DATA FOR PROCESSING ->

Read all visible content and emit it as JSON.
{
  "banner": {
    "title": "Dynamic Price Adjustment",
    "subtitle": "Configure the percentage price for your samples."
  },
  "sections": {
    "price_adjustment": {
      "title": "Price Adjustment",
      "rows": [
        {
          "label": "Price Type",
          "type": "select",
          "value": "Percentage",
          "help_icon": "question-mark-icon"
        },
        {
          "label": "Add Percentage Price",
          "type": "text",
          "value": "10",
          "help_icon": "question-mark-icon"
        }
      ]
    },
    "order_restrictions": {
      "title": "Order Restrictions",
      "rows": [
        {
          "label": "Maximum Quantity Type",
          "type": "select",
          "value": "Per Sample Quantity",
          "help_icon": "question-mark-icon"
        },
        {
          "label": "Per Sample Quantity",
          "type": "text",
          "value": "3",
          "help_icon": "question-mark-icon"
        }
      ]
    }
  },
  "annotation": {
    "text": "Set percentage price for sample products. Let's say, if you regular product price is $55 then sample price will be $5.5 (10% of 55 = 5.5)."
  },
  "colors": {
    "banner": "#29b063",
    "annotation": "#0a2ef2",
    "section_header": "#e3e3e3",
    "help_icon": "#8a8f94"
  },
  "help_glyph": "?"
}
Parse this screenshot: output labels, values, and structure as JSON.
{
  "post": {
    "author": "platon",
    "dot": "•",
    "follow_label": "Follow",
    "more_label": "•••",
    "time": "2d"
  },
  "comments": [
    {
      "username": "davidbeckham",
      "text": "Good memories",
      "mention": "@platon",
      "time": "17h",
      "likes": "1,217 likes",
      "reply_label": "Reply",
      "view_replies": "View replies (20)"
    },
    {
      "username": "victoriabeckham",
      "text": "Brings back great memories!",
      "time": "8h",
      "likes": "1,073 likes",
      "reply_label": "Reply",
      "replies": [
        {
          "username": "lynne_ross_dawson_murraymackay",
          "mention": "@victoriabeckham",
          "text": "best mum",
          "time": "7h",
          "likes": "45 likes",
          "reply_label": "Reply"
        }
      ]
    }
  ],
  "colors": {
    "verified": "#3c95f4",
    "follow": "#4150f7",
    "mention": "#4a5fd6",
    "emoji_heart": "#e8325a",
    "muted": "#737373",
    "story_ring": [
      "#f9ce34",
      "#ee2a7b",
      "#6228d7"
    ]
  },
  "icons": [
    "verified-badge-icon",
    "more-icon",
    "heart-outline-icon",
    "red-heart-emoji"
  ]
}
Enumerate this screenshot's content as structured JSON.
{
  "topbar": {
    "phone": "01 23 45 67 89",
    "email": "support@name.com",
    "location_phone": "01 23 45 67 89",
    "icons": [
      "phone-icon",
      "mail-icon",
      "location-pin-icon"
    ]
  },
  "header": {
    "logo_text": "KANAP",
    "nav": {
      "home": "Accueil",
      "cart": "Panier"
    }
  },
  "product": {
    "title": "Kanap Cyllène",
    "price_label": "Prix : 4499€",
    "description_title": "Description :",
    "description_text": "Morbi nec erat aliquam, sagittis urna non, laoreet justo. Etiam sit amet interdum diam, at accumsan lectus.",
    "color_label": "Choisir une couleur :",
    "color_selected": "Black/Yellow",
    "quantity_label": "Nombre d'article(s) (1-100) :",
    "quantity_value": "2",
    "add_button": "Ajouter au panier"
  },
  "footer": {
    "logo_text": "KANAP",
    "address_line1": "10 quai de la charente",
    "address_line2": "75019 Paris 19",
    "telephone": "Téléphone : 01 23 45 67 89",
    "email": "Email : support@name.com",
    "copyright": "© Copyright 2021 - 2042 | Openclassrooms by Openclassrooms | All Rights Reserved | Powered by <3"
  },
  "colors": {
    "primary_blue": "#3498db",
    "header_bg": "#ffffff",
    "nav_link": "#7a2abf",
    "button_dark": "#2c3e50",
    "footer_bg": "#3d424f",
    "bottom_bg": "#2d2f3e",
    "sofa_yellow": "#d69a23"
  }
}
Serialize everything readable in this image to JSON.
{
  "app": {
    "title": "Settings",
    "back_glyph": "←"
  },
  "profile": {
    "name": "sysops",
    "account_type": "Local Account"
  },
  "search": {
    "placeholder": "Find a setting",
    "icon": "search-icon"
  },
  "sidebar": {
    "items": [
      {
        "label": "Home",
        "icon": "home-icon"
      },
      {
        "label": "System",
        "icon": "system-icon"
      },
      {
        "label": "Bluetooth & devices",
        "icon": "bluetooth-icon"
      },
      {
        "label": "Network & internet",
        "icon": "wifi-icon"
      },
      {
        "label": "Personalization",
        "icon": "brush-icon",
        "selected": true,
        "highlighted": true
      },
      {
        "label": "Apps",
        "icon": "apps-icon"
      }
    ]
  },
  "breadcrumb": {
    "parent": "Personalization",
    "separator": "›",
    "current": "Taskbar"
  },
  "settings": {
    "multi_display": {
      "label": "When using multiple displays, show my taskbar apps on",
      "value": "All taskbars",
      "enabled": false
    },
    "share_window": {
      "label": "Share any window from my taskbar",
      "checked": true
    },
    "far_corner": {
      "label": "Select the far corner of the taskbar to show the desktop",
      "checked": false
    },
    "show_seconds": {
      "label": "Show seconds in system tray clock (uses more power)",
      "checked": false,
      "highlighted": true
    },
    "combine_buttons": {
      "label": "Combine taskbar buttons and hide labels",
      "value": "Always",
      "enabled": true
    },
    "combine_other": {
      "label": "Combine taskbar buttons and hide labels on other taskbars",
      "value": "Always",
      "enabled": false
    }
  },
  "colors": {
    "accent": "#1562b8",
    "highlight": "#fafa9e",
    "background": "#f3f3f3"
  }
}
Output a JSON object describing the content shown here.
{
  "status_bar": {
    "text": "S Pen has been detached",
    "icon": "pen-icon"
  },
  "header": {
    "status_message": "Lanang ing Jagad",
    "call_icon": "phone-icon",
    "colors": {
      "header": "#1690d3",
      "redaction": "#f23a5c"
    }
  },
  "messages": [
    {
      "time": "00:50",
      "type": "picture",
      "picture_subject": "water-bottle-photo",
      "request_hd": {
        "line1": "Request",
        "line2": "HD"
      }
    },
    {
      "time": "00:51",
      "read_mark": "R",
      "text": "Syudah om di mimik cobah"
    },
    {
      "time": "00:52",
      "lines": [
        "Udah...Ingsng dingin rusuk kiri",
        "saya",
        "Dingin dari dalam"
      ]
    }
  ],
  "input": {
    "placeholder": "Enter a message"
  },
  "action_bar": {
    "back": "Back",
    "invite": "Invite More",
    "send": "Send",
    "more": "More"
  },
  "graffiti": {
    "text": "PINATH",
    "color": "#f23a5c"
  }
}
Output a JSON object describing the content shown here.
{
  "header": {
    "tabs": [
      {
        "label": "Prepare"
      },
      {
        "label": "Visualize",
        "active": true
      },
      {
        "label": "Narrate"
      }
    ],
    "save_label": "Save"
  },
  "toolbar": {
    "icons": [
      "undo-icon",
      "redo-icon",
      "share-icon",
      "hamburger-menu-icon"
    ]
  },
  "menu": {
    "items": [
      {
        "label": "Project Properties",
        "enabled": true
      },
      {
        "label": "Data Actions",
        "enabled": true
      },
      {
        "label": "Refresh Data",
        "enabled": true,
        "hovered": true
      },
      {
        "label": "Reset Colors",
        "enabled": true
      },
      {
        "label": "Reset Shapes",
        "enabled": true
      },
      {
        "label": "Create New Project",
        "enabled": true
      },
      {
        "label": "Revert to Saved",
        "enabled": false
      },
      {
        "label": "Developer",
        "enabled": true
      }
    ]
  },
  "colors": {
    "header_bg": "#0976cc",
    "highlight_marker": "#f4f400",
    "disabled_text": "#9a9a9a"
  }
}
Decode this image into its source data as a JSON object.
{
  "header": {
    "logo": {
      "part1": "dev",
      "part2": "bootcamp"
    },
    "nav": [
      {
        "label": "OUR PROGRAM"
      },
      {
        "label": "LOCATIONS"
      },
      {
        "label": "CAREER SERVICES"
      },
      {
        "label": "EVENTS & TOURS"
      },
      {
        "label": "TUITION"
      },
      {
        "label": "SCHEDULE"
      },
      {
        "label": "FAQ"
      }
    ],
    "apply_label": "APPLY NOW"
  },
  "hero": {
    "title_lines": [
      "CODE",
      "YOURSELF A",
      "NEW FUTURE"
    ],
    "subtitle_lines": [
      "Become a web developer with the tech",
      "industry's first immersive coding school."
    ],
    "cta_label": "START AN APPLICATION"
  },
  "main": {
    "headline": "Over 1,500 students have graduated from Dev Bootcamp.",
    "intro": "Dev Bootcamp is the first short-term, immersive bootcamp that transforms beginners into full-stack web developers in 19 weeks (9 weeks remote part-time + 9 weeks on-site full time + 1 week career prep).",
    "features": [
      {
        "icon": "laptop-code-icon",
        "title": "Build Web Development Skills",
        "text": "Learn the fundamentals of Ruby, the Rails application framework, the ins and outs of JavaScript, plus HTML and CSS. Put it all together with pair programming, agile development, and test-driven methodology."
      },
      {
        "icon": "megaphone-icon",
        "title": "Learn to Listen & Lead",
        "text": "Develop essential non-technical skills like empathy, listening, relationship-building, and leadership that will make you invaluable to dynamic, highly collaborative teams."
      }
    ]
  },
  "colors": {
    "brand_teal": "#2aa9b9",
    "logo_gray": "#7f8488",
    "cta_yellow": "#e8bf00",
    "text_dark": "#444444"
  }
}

YOUR INSTRUCTIONS ->
Look for the word "product" in every line of the listing and copy the lines that have it.

RESPONSE TO THE TASK ->
    "text": "Set percentage price for sample products. Let's say, if you regular product price is $55 then sample price will be $5.5 (10% of 55 = 5.5)."
  "product": {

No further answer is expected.